# Start of Records for this task

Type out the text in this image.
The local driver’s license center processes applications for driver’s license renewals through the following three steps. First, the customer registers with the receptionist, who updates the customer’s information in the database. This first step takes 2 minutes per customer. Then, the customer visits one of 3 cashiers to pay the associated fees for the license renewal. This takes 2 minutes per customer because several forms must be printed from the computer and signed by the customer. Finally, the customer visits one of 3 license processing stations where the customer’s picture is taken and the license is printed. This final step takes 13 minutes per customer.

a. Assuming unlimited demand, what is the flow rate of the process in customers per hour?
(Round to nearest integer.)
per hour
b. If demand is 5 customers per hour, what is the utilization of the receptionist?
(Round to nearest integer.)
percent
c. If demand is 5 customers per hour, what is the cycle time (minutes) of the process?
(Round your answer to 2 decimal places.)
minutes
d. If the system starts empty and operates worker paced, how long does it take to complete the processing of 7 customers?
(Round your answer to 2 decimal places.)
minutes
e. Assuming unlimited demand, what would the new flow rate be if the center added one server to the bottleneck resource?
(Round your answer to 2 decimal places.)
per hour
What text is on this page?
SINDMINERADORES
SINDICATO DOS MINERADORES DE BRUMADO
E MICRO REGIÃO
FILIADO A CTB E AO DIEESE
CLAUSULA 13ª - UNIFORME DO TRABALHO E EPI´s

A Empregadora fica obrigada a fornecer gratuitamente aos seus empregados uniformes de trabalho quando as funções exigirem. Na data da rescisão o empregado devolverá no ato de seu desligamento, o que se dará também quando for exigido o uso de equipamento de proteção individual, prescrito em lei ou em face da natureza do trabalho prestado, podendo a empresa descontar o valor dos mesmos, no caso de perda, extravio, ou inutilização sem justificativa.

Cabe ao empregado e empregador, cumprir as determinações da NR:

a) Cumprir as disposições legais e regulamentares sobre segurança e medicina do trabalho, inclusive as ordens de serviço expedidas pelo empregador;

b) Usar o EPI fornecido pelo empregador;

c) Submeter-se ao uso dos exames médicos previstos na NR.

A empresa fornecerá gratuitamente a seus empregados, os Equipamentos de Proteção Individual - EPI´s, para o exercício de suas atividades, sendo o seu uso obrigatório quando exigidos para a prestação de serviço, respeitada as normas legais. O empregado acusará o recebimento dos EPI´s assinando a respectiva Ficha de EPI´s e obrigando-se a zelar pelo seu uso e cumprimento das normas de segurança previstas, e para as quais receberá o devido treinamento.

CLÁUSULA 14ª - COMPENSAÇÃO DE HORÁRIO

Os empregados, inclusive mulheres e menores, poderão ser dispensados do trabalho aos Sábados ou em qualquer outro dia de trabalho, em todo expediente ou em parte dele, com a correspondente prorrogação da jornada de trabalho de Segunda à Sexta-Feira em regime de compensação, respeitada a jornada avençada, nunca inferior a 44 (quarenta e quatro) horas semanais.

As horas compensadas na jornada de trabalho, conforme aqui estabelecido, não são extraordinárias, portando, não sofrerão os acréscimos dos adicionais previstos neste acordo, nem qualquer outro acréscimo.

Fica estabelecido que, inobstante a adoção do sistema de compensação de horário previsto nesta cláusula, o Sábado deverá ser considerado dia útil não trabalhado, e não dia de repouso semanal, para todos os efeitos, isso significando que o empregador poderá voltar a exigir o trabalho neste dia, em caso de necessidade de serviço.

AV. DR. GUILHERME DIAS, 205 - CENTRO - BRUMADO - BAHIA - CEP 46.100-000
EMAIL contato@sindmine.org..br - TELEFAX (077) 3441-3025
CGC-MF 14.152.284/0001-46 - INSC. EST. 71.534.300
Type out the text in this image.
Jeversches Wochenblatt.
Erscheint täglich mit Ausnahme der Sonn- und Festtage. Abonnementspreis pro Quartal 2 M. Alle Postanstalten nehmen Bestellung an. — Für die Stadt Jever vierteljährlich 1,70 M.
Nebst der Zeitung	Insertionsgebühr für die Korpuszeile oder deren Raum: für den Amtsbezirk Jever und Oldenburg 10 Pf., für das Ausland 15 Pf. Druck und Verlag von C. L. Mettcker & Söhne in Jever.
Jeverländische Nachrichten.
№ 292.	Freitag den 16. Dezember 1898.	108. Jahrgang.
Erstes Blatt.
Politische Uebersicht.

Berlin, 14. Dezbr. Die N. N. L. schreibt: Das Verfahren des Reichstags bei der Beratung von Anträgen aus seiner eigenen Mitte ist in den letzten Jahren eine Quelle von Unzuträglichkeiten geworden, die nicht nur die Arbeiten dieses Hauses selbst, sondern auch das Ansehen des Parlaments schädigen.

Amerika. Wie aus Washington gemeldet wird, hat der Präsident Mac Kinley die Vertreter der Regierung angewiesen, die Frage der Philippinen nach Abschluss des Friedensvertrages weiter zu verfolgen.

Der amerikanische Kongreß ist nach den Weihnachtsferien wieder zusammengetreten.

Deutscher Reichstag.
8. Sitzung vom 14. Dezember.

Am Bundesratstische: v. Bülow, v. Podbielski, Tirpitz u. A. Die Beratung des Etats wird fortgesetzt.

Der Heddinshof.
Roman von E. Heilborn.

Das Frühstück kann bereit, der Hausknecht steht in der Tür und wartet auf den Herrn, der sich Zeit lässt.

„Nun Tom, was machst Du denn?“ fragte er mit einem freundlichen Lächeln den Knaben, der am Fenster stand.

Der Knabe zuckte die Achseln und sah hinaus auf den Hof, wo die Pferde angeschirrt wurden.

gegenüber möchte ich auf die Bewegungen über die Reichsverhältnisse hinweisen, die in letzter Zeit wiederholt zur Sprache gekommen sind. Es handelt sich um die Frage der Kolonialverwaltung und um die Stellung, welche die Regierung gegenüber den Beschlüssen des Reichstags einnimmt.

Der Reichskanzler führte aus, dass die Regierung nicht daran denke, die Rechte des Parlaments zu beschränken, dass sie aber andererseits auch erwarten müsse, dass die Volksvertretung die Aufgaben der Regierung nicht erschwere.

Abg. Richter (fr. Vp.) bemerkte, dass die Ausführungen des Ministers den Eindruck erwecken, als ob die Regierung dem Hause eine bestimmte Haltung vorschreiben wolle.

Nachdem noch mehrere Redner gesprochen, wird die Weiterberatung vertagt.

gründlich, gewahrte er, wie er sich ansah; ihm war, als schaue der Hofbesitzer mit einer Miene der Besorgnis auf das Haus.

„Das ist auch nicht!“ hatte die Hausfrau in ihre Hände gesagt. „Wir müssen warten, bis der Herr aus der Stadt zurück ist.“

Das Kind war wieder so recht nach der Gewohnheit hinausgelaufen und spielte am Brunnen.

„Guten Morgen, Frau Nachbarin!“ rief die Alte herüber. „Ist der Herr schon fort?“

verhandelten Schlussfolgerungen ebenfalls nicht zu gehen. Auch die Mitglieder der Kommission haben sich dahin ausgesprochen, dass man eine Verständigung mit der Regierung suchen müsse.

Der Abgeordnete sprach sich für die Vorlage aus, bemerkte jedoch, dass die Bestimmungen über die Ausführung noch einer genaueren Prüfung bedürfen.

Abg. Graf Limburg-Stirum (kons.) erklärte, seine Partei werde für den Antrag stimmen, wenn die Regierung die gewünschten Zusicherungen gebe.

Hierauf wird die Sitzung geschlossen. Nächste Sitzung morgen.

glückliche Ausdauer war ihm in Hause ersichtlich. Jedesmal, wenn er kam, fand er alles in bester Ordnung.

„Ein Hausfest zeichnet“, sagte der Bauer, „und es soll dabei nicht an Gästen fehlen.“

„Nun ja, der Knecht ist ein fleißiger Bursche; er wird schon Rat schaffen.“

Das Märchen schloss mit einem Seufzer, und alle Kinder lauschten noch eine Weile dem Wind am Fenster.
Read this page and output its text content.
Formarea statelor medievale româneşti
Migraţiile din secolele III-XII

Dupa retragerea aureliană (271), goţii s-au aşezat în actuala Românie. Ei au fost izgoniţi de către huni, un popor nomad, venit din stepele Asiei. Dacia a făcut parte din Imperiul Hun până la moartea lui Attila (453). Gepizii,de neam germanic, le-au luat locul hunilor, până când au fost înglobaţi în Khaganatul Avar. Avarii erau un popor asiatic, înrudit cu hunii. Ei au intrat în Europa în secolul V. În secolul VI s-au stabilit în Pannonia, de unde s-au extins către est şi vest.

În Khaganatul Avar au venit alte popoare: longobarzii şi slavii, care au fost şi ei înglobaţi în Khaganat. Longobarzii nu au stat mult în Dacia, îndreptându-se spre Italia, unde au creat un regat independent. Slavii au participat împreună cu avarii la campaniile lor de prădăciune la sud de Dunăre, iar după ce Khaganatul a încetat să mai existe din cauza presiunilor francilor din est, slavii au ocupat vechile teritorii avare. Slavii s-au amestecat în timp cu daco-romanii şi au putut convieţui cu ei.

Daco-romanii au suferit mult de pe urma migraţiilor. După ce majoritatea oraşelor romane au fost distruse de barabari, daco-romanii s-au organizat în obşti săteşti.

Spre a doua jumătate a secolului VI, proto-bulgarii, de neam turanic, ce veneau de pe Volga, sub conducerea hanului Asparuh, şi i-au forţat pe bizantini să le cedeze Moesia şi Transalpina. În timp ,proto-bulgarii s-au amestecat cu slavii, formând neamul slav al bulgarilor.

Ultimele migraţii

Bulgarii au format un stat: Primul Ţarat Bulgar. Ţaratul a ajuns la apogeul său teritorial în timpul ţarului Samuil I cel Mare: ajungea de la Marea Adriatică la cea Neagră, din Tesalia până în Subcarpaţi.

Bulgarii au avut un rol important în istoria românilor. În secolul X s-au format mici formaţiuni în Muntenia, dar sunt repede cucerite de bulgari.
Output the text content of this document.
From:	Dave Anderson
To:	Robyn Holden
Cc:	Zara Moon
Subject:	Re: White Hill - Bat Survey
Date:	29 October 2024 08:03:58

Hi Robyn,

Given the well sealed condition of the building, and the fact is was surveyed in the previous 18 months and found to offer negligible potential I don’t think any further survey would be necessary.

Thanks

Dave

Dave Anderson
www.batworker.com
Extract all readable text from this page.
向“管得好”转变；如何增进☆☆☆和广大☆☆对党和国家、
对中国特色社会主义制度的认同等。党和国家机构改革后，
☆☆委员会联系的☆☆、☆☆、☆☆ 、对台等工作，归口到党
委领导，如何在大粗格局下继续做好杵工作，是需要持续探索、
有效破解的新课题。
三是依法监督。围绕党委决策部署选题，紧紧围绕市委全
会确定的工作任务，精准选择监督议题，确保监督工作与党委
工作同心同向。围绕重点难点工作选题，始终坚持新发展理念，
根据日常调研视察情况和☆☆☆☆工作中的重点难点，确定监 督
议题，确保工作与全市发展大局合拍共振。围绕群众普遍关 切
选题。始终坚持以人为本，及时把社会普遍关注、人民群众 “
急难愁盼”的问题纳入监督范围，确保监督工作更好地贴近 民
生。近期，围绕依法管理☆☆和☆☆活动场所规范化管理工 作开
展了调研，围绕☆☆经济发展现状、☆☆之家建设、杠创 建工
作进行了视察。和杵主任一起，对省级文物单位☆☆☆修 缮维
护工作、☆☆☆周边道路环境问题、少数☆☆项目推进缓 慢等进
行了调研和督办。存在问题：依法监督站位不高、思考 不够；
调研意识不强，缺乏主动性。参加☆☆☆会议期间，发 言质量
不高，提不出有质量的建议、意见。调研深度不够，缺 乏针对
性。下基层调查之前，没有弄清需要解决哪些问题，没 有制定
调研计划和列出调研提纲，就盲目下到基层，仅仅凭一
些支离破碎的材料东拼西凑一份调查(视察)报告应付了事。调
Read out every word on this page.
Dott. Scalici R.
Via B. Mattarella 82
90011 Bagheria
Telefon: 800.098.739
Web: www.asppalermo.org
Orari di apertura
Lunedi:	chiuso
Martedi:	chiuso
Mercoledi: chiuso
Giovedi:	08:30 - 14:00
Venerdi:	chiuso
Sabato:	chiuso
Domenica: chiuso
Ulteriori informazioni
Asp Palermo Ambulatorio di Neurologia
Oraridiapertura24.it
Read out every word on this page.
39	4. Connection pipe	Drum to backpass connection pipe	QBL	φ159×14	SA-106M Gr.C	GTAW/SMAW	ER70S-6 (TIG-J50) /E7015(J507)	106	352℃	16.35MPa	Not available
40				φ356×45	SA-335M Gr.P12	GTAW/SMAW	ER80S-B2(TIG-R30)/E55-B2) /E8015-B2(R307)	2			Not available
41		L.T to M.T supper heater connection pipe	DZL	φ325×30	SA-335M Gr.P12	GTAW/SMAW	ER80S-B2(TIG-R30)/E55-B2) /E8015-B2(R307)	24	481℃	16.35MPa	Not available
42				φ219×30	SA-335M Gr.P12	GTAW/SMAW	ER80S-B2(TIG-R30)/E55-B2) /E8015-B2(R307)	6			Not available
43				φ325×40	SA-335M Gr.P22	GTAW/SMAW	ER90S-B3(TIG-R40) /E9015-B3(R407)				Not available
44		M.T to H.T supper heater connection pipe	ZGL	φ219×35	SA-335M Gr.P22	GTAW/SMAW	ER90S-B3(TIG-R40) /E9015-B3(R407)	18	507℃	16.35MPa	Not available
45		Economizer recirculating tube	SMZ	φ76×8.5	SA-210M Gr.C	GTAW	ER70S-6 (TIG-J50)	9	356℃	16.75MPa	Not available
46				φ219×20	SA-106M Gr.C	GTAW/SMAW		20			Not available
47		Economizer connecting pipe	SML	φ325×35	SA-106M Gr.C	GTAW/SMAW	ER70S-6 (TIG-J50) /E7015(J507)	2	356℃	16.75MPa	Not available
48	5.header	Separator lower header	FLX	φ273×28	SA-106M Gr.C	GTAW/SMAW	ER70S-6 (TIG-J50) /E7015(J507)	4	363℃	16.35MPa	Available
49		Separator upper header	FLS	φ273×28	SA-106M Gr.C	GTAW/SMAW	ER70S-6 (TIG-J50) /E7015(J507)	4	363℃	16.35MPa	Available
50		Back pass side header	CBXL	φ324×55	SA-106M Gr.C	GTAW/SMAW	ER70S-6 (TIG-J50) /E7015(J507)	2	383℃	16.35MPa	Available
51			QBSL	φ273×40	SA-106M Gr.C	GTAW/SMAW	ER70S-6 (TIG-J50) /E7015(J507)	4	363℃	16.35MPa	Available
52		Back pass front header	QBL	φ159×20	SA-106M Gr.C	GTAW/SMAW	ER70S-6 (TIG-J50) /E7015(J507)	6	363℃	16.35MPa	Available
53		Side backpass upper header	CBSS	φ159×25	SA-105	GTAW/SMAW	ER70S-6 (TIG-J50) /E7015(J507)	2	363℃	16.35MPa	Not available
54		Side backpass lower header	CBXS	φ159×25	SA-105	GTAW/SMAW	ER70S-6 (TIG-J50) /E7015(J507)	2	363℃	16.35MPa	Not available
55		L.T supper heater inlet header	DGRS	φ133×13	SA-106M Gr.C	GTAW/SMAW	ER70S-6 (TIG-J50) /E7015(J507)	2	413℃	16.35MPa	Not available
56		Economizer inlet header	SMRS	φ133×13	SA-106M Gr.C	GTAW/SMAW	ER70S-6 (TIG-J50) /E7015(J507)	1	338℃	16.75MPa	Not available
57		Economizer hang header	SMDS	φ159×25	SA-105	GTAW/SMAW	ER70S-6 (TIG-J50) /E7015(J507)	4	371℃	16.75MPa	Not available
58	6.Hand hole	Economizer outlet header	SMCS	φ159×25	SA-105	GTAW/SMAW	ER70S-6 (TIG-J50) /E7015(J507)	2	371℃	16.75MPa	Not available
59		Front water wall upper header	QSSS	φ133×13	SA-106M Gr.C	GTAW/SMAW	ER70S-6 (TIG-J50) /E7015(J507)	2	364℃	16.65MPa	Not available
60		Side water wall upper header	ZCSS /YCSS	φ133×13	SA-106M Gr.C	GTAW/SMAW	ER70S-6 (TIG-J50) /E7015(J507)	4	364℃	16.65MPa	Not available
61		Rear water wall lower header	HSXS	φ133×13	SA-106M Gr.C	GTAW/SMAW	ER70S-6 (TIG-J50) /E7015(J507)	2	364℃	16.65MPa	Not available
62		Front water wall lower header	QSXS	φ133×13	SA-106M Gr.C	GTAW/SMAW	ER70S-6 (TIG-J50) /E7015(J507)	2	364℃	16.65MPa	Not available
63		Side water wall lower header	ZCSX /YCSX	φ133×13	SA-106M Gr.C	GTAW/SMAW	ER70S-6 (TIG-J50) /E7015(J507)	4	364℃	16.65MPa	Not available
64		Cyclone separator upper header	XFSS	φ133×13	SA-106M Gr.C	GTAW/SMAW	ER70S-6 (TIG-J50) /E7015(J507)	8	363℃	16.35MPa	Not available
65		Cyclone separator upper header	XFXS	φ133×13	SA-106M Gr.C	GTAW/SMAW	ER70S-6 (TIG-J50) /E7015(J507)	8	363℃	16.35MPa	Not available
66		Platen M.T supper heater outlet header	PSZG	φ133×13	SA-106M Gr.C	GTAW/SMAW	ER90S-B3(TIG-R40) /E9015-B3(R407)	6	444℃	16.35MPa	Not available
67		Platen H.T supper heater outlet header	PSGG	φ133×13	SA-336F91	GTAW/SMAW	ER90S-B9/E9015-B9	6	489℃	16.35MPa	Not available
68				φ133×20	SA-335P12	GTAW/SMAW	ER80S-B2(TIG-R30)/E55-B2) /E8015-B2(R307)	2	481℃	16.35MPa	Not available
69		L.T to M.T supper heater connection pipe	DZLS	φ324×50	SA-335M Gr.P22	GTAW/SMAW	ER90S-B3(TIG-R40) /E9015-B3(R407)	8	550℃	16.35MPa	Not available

# End of Records for this task

→ Brief:
In the entries above, count each line that holds "slavii". Give the total and nothing else.

→ Full output:
2